Reproduce the entries below in full, word for word.

########################################

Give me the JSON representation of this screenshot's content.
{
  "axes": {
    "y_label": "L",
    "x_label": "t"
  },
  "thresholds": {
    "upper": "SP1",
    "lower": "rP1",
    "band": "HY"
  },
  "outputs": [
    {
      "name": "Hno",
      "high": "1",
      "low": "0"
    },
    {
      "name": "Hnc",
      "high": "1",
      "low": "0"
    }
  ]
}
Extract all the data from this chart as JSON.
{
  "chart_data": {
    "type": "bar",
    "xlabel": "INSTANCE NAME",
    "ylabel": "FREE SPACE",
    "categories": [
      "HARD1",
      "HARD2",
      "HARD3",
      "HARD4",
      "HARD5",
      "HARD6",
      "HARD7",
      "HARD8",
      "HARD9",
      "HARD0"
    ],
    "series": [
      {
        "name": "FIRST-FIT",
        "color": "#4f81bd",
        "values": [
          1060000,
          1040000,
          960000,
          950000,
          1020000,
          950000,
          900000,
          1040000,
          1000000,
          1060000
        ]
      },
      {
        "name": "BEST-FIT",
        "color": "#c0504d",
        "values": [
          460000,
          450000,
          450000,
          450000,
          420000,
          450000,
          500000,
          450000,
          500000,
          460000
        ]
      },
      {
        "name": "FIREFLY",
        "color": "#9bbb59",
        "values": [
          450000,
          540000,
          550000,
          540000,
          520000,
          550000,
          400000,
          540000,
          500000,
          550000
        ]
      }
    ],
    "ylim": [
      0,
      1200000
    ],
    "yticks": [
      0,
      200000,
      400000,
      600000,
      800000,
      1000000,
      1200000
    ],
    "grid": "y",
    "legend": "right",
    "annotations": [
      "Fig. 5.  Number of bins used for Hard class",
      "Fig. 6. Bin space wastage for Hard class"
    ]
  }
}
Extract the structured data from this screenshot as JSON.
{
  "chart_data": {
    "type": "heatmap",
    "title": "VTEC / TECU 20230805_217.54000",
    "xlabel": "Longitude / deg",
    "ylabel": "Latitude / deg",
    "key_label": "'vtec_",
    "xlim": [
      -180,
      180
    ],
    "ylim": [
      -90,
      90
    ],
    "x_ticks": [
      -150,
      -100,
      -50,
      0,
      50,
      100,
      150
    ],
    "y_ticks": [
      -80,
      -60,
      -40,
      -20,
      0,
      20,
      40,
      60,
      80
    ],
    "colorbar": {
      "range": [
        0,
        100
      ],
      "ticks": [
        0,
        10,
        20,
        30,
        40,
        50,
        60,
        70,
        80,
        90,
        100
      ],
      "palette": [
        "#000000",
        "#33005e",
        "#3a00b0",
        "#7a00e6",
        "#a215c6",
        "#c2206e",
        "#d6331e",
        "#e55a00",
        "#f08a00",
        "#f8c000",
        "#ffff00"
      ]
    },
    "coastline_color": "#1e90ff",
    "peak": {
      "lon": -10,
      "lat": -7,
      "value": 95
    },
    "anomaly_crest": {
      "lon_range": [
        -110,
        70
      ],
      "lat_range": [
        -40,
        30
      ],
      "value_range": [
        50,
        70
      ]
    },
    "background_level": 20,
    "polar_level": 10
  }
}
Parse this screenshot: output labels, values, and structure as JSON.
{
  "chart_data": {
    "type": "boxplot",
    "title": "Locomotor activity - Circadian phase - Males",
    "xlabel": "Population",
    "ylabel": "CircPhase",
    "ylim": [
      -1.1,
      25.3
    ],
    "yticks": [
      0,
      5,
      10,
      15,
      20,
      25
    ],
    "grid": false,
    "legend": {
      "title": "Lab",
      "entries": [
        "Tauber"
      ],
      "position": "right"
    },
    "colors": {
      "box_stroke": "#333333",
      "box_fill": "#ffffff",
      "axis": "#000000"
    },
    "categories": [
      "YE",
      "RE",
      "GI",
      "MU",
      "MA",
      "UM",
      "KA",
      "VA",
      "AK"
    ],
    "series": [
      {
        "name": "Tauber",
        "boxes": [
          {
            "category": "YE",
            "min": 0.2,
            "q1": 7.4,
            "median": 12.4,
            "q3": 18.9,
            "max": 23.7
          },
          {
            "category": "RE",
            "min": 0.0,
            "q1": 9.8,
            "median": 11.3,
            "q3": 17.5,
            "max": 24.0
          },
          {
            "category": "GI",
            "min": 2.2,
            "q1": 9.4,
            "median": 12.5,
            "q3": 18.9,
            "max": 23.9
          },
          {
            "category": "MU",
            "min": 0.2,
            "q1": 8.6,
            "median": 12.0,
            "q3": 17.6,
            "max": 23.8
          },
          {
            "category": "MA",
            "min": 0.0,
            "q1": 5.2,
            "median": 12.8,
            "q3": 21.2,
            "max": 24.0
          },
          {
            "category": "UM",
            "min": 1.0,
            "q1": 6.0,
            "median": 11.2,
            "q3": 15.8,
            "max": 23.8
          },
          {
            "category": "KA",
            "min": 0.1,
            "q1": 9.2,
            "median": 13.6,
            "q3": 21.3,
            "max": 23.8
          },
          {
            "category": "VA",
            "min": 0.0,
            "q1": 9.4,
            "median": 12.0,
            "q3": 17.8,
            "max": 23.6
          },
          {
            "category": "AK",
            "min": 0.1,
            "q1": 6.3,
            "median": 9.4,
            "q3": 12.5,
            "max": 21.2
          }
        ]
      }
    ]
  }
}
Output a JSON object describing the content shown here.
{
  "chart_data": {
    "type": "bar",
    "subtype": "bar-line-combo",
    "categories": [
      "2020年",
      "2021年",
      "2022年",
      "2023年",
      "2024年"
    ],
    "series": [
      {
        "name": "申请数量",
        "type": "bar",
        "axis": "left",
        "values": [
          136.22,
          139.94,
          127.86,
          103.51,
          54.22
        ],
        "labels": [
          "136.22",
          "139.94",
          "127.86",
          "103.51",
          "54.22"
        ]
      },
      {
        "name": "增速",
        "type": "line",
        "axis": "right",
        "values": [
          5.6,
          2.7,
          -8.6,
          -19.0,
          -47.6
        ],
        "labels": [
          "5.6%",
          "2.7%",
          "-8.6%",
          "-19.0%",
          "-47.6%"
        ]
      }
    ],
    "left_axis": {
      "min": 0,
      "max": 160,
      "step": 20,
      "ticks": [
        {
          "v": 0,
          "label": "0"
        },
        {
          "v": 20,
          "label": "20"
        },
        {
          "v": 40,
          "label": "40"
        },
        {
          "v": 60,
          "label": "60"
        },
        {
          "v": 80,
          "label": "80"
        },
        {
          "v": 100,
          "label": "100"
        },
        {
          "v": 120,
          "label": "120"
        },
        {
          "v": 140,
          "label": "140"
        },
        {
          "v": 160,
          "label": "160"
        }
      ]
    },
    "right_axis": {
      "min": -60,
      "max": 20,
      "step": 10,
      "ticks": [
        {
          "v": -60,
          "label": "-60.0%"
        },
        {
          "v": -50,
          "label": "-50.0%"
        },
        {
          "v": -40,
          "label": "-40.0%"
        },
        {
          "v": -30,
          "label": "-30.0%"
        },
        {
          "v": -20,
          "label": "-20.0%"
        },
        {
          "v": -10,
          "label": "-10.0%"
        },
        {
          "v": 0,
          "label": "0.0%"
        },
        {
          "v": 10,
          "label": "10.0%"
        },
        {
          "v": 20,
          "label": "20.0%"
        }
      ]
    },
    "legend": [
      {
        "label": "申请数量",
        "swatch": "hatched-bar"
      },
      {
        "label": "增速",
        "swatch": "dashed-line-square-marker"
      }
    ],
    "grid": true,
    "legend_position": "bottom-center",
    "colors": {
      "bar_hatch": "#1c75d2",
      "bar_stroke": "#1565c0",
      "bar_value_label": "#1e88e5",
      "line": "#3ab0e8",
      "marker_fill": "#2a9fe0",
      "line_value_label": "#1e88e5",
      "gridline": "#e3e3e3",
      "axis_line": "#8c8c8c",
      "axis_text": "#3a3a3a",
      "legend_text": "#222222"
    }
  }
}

########################################

*Solution to this exercise:*
Give me the JSON representation of this screenshot's content.
{
  "axes": {
    "y_label": "L",
    "x_label": "t"
  },
  "thresholds": {
    "upper": "SP1",
    "lower": "rP1",
    "band": "HY"
  },
  "outputs": [
    {
      "name": "Hno",
      "high": "1",
      "low": "0"
    },
    {
      "name": "Hnc",
      "high": "1",
      "low": "0"
    }
  ]
}
Extract all the data from this chart as JSON.
{
  "chart_data": {
    "type": "bar",
    "xlabel": "INSTANCE NAME",
    "ylabel": "FREE SPACE",
    "categories": [
      "HARD1",
      "HARD2",
      "HARD3",
      "HARD4",
      "HARD5",
      "HARD6",
      "HARD7",
      "HARD8",
      "HARD9",
      "HARD0"
    ],
    "series": [
      {
        "name": "FIRST-FIT",
        "color": "#4f81bd",
        "values": [
          1060000,
          1040000,
          960000,
          950000,
          1020000,
          950000,
          900000,
          1040000,
          1000000,
          1060000
        ]
      },
      {
        "name": "BEST-FIT",
        "color": "#c0504d",
        "values": [
          460000,
          450000,
          450000,
          450000,
          420000,
          450000,
          500000,
          450000,
          500000,
          460000
        ]
      },
      {
        "name": "FIREFLY",
        "color": "#9bbb59",
        "values": [
          450000,
          540000,
          550000,
          540000,
          520000,
          550000,
          400000,
          540000,
          500000,
          550000
        ]
      }
    ],
    "ylim": [
      0,
      1200000
    ],
    "yticks": [
      0,
      200000,
      400000,
      600000,
      800000,
      1000000,
      1200000
    ],
    "grid": "y",
    "legend": "right",
    "annotations": [
      "Fig. 5.  Number of bins used for Hard class",
      "Fig. 6. Bin space wastage for Hard class"
    ]
  }
}
Extract the structured data from this screenshot as JSON.
{
  "chart_data": {
    "type": "heatmap",
    "title": "VTEC / TECU 20230805_217.54000",
    "xlabel": "Longitude / deg",
    "ylabel": "Latitude / deg",
    "key_label": "'vtec_",
    "xlim": [
      -180,
      180
    ],
    "ylim": [
      -90,
      90
    ],
    "x_ticks": [
      -150,
      -100,
      -50,
      0,
      50,
      100,
      150
    ],
    "y_ticks": [
      -80,
      -60,
      -40,
      -20,
      0,
      20,
      40,
      60,
      80
    ],
    "colorbar": {
      "range": [
        0,
        100
      ],
      "ticks": [
        0,
        10,
        20,
        30,
        40,
        50,
        60,
        70,
        80,
        90,
        100
      ],
      "palette": [
        "#000000",
        "#33005e",
        "#3a00b0",
        "#7a00e6",
        "#a215c6",
        "#c2206e",
        "#d6331e",
        "#e55a00",
        "#f08a00",
        "#f8c000",
        "#ffff00"
      ]
    },
    "coastline_color": "#1e90ff",
    "peak": {
      "lon": -10,
      "lat": -7,
      "value": 95
    },
    "anomaly_crest": {
      "lon_range": [
        -110,
        70
      ],
      "lat_range": [
        -40,
        30
      ],
      "value_range": [
        50,
        70
      ]
    },
    "background_level": 20,
    "polar_level": 10
  }
}
Parse this screenshot: output labels, values, and structure as JSON.
{
  "chart_data": {
    "type": "boxplot",
    "title": "Locomotor activity - Circadian phase - Males",
    "xlabel": "Population",
    "ylabel": "CircPhase",
    "ylim": [
      -1.1,
      25.3
    ],
    "yticks": [
      0,
      5,
      10,
      15,
      20,
      25
    ],
    "grid": false,
    "legend": {
      "title": "Lab",
      "entries": [
        "Tauber"
      ],
      "position": "right"
    },
    "colors": {
      "box_stroke": "#333333",
      "box_fill": "#ffffff",
      "axis": "#000000"
    },
    "categories": [
      "YE",
      "RE",
      "GI",
      "MU",
      "MA",
      "UM",
      "KA",
      "VA",
      "AK"
    ],
    "series": [
      {
        "name": "Tauber",
        "boxes": [
          {
            "category": "YE",
            "min": 0.2,
            "q1": 7.4,
            "median": 12.4,
            "q3": 18.9,
            "max": 23.7
          },
          {
            "category": "RE",
            "min": 0.0,
            "q1": 9.8,
            "median": 11.3,
            "q3": 17.5,
            "max": 24.0
          },
          {
            "category": "GI",
            "min": 2.2,
            "q1": 9.4,
            "median": 12.5,
            "q3": 18.9,
            "max": 23.9
          },
          {
            "category": "MU",
            "min": 0.2,
            "q1": 8.6,
            "median": 12.0,
            "q3": 17.6,
            "max": 23.8
          },
          {
            "category": "MA",
            "min": 0.0,
            "q1": 5.2,
            "median": 12.8,
            "q3": 21.2,
            "max": 24.0
          },
          {
            "category": "UM",
            "min": 1.0,
            "q1": 6.0,
            "median": 11.2,
            "q3": 15.8,
            "max": 23.8
          },
          {
            "category": "KA",
            "min": 0.1,
            "q1": 9.2,
            "median": 13.6,
            "q3": 21.3,
            "max": 23.8
          },
          {
            "category": "VA",
            "min": 0.0,
            "q1": 9.4,
            "median": 12.0,
            "q3": 17.8,
            "max": 23.6
          },
          {
            "category": "AK",
            "min": 0.1,
            "q1": 6.3,
            "median": 9.4,
            "q3": 12.5,
            "max": 21.2
          }
        ]
      }
    ]
  }
}
Output a JSON object describing the content shown here.
{
  "chart_data": {
    "type": "bar",
    "subtype": "bar-line-combo",
    "categories": [
      "2020年",
      "2021年",
      "2022年",
      "2023年",
      "2024年"
    ],
    "series": [
      {
        "name": "申请数量",
        "type": "bar",
        "axis": "left",
        "values": [
          136.22,
          139.94,
          127.86,
          103.51,
          54.22
        ],
        "labels": [
          "136.22",
          "139.94",
          "127.86",
          "103.51",
          "54.22"
        ]
      },
      {
        "name": "增速",
        "type": "line",
        "axis": "right",
        "values": [
          5.6,
          2.7,
          -8.6,
          -19.0,
          -47.6
        ],
        "labels": [
          "5.6%",
          "2.7%",
          "-8.6%",
          "-19.0%",
          "-47.6%"
        ]
      }
    ],
    "left_axis": {
      "min": 0,
      "max": 160,
      "step": 20,
      "ticks": [
        {
          "v": 0,
          "label": "0"
        },
        {
          "v": 20,
          "label": "20"
        },
        {
          "v": 40,
          "label": "40"
        },
        {
          "v": 60,
          "label": "60"
        },
        {
          "v": 80,
          "label": "80"
        },
        {
          "v": 100,
          "label": "100"
        },
        {
          "v": 120,
          "label": "120"
        },
        {
          "v": 140,
          "label": "140"
        },
        {
          "v": 160,
          "label": "160"
        }
      ]
    },
    "right_axis": {
      "min": -60,
      "max": 20,
      "step": 10,
      "ticks": [
        {
          "v": -60,
          "label": "-60.0%"
        },
        {
          "v": -50,
          "label": "-50.0%"
        },
        {
          "v": -40,
          "label": "-40.0%"
        },
        {
          "v": -30,
          "label": "-30.0%"
        },
        {
          "v": -20,
          "label": "-20.0%"
        },
        {
          "v": -10,
          "label": "-10.0%"
        },
        {
          "v": 0,
          "label": "0.0%"
        },
        {
          "v": 10,
          "label": "10.0%"
        },
        {
          "v": 20,
          "label": "20.0%"
        }
      ]
    },
    "legend": [
      {
        "label": "申请数量",
        "swatch": "hatched-bar"
      },
      {
        "label": "增速",
        "swatch": "dashed-line-square-marker"
      }
    ],
    "grid": true,
    "legend_position": "bottom-center",
    "colors": {
      "bar_hatch": "#1c75d2",
      "bar_stroke": "#1565c0",
      "bar_value_label": "#1e88e5",
      "line": "#3ab0e8",
      "marker_fill": "#2a9fe0",
      "line_value_label": "#1e88e5",
      "gridline": "#e3e3e3",
      "axis_line": "#8c8c8c",
      "axis_text": "#3a3a3a",
      "legend_text": "#222222"
    }
  }
}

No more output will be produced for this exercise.